◆ TASK TO COMPLETE
Quote all entries exactly, leaving pictures aside.

┌─ DATA FOR REVIEW

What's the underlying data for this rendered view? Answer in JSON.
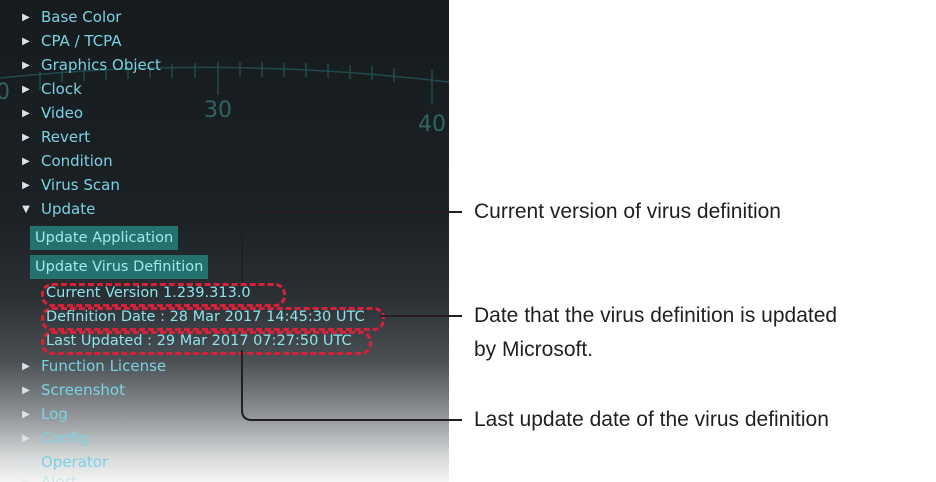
{
  "background_numbers": [
    "30",
    "40",
    "0"
  ],
  "menu_top": [
    {
      "label": "Base Color",
      "arrow": "▶"
    },
    {
      "label": "CPA / TCPA",
      "arrow": "▶"
    },
    {
      "label": "Graphics Object",
      "arrow": "▶"
    },
    {
      "label": "Clock",
      "arrow": "▶"
    },
    {
      "label": "Video",
      "arrow": "▶"
    },
    {
      "label": "Revert",
      "arrow": "▶"
    },
    {
      "label": "Condition",
      "arrow": "▶"
    },
    {
      "label": "Virus Scan",
      "arrow": "▶"
    },
    {
      "label": "Update",
      "arrow": "▼"
    }
  ],
  "update_section": {
    "update_application_button": "Update Application",
    "update_virus_definition_button": "Update Virus Definition",
    "current_version": "Current Version 1.239.313.0",
    "definition_date": "Definition Date : 28 Mar 2017 14:45:30 UTC",
    "last_updated": "Last Updated : 29 Mar 2017 07:27:50 UTC"
  },
  "menu_bottom": [
    {
      "label": "Function License",
      "arrow": "▶"
    },
    {
      "label": "Screenshot",
      "arrow": "▶"
    },
    {
      "label": "Log",
      "arrow": "▶"
    },
    {
      "label": "Config",
      "arrow": "▶"
    },
    {
      "label": "Operator",
      "arrow": "▶"
    },
    {
      "label": "Alert",
      "arrow": "▶"
    }
  ],
  "callouts": {
    "current_version": "Current version of virus definition",
    "definition_date_line1": "Date that the virus definition is updated",
    "definition_date_line2": "by Microsoft.",
    "last_update": "Last update date of the virus definition"
  },
  "colors": {
    "menu_text": "#7cd2e4",
    "button_bg": "#24726d",
    "highlight_oval": "#d6213a",
    "callout_line": "#231f20"
  }
}
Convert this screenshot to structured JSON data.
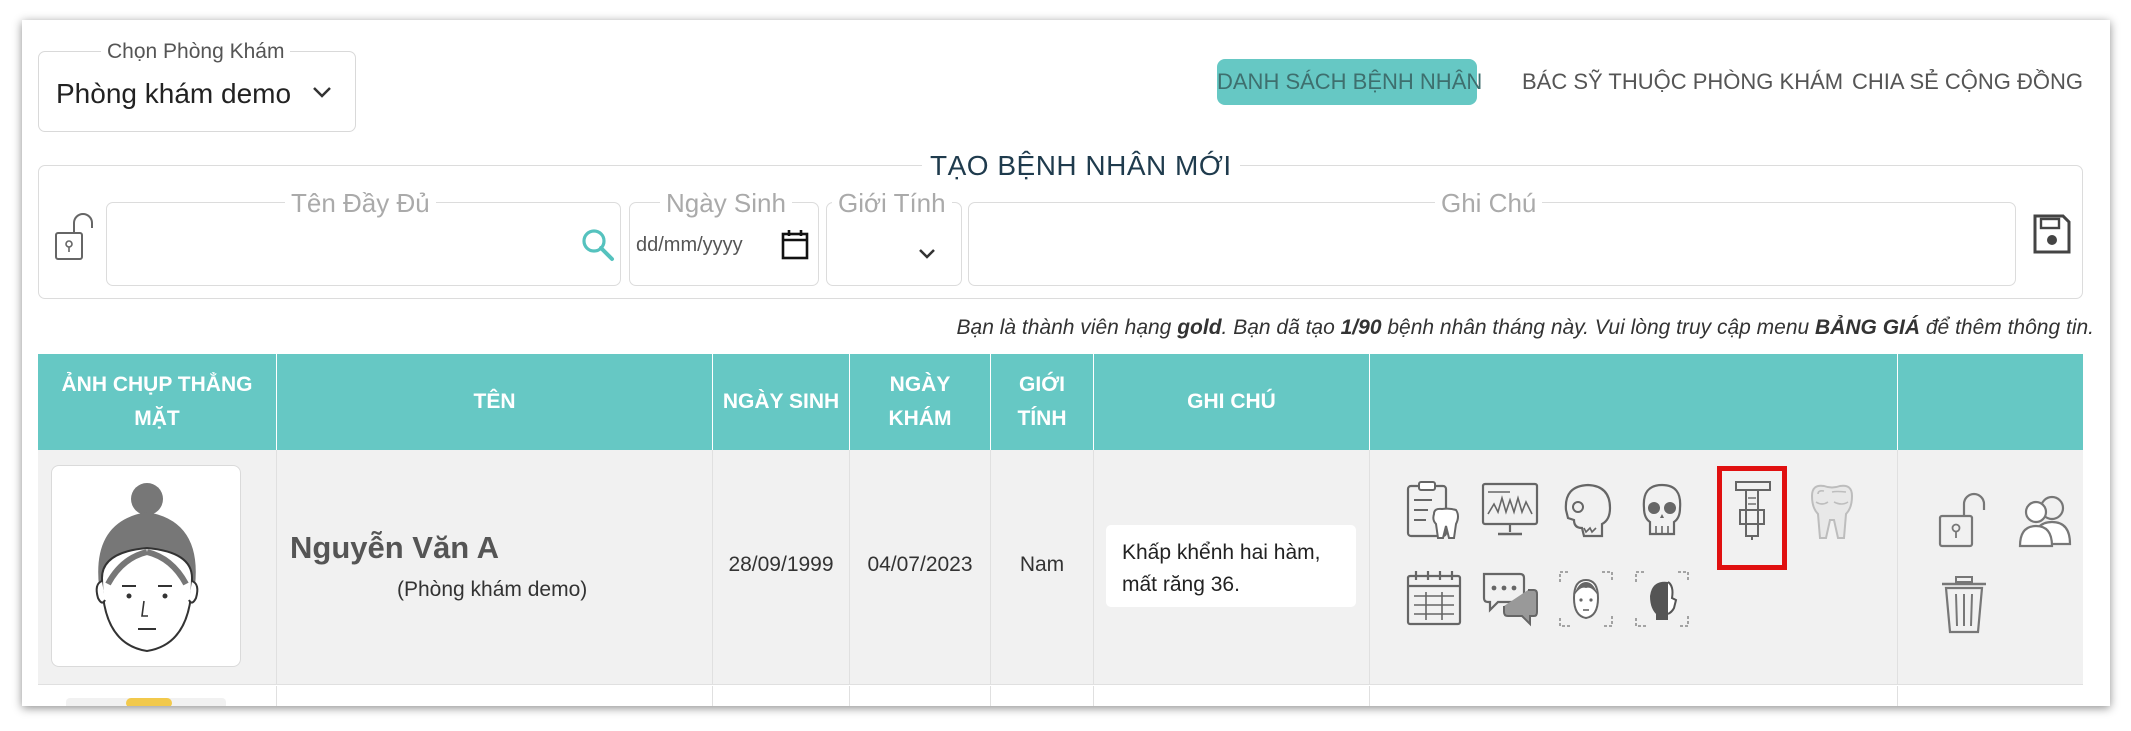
{
  "clinic_selector": {
    "legend": "Chọn Phòng Khám",
    "value": "Phòng khám demo"
  },
  "nav": {
    "patients": "DANH SÁCH BỆNH NHÂN",
    "doctors": "BÁC SỸ THUỘC PHÒNG KHÁM",
    "community": "CHIA SẺ CỘNG ĐỒNG"
  },
  "form": {
    "title": "TẠO BỆNH NHÂN MỚI",
    "fullname_label": "Tên Đầy Đủ",
    "dob_label": "Ngày Sinh",
    "dob_placeholder": "dd/mm/yyyy",
    "gender_label": "Giới Tính",
    "note_label": "Ghi Chú"
  },
  "notice": {
    "p1": "Bạn là thành viên hạng ",
    "rank": "gold",
    "p2": ".  Bạn dã tạo ",
    "count": "1/90",
    "p3": " bệnh nhân tháng này.  Vui lòng truy cập menu ",
    "menu": "BẢNG GIÁ",
    "p4": " để thêm thông tin."
  },
  "table": {
    "headers": {
      "photo": "ẢNH CHỤP THẲNG MẶT",
      "name": "TÊN",
      "dob": "NGÀY SINH",
      "visit": "NGÀY KHÁM",
      "gender": "GIỚI TÍNH",
      "note": "GHI CHÚ"
    },
    "rows": [
      {
        "name": "Nguyễn Văn A",
        "clinic": "(Phòng khám demo)",
        "dob": "28/09/1999",
        "visit": "04/07/2023",
        "gender": "Nam",
        "note": "Khấp khểnh hai hàm, mất răng 36."
      }
    ]
  },
  "colors": {
    "accent": "#66c8c4",
    "highlight": "#e01010"
  },
  "icons": [
    "tooth-chart-icon",
    "xray-monitor-icon",
    "skull-side-icon",
    "skull-front-icon",
    "caliper-icon",
    "tooth-xray-icon",
    "calendar-icon",
    "chat-icon",
    "face-front-icon",
    "face-side-icon",
    "unlock-icon",
    "users-icon",
    "trash-icon",
    "save-icon"
  ]
}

└─

◆ COMPLETED EXERCISE
What's the underlying data for this rendered view? Answer in JSON.
{
  "background_numbers": [
    "30",
    "40",
    "0"
  ],
  "menu_top": [
    {
      "label": "Base Color",
      "arrow": "▶"
    },
    {
      "label": "CPA / TCPA",
      "arrow": "▶"
    },
    {
      "label": "Graphics Object",
      "arrow": "▶"
    },
    {
      "label": "Clock",
      "arrow": "▶"
    },
    {
      "label": "Video",
      "arrow": "▶"
    },
    {
      "label": "Revert",
      "arrow": "▶"
    },
    {
      "label": "Condition",
      "arrow": "▶"
    },
    {
      "label": "Virus Scan",
      "arrow": "▶"
    },
    {
      "label": "Update",
      "arrow": "▼"
    }
  ],
  "update_section": {
    "update_application_button": "Update Application",
    "update_virus_definition_button": "Update Virus Definition",
    "current_version": "Current Version 1.239.313.0",
    "definition_date": "Definition Date : 28 Mar 2017 14:45:30 UTC",
    "last_updated": "Last Updated : 29 Mar 2017 07:27:50 UTC"
  },
  "menu_bottom": [
    {
      "label": "Function License",
      "arrow": "▶"
    },
    {
      "label": "Screenshot",
      "arrow": "▶"
    },
    {
      "label": "Log",
      "arrow": "▶"
    },
    {
      "label": "Config",
      "arrow": "▶"
    },
    {
      "label": "Operator",
      "arrow": "▶"
    },
    {
      "label": "Alert",
      "arrow": "▶"
    }
  ],
  "callouts": {
    "current_version": "Current version of virus definition",
    "definition_date_line1": "Date that the virus definition is updated",
    "definition_date_line2": "by Microsoft.",
    "last_update": "Last update date of the virus definition"
  },
  "colors": {
    "menu_text": "#7cd2e4",
    "button_bg": "#24726d",
    "highlight_oval": "#d6213a",
    "callout_line": "#231f20"
  }
}
Convert this screenshot to structured JSON data.
{
  "clinic_selector": {
    "legend": "Chọn Phòng Khám",
    "value": "Phòng khám demo"
  },
  "nav": {
    "patients": "DANH SÁCH BỆNH NHÂN",
    "doctors": "BÁC SỸ THUỘC PHÒNG KHÁM",
    "community": "CHIA SẺ CỘNG ĐỒNG"
  },
  "form": {
    "title": "TẠO BỆNH NHÂN MỚI",
    "fullname_label": "Tên Đầy Đủ",
    "dob_label": "Ngày Sinh",
    "dob_placeholder": "dd/mm/yyyy",
    "gender_label": "Giới Tính",
    "note_label": "Ghi Chú"
  },
  "notice": {
    "p1": "Bạn là thành viên hạng ",
    "rank": "gold",
    "p2": ".  Bạn dã tạo ",
    "count": "1/90",
    "p3": " bệnh nhân tháng này.  Vui lòng truy cập menu ",
    "menu": "BẢNG GIÁ",
    "p4": " để thêm thông tin."
  },
  "table": {
    "headers": {
      "photo": "ẢNH CHỤP THẲNG MẶT",
      "name": "TÊN",
      "dob": "NGÀY SINH",
      "visit": "NGÀY KHÁM",
      "gender": "GIỚI TÍNH",
      "note": "GHI CHÚ"
    },
    "rows": [
      {
        "name": "Nguyễn Văn A",
        "clinic": "(Phòng khám demo)",
        "dob": "28/09/1999",
        "visit": "04/07/2023",
        "gender": "Nam",
        "note": "Khấp khểnh hai hàm, mất răng 36."
      }
    ]
  },
  "colors": {
    "accent": "#66c8c4",
    "highlight": "#e01010"
  },
  "icons": [
    "tooth-chart-icon",
    "xray-monitor-icon",
    "skull-side-icon",
    "skull-front-icon",
    "caliper-icon",
    "tooth-xray-icon",
    "calendar-icon",
    "chat-icon",
    "face-front-icon",
    "face-side-icon",
    "unlock-icon",
    "users-icon",
    "trash-icon",
    "save-icon"
  ]
}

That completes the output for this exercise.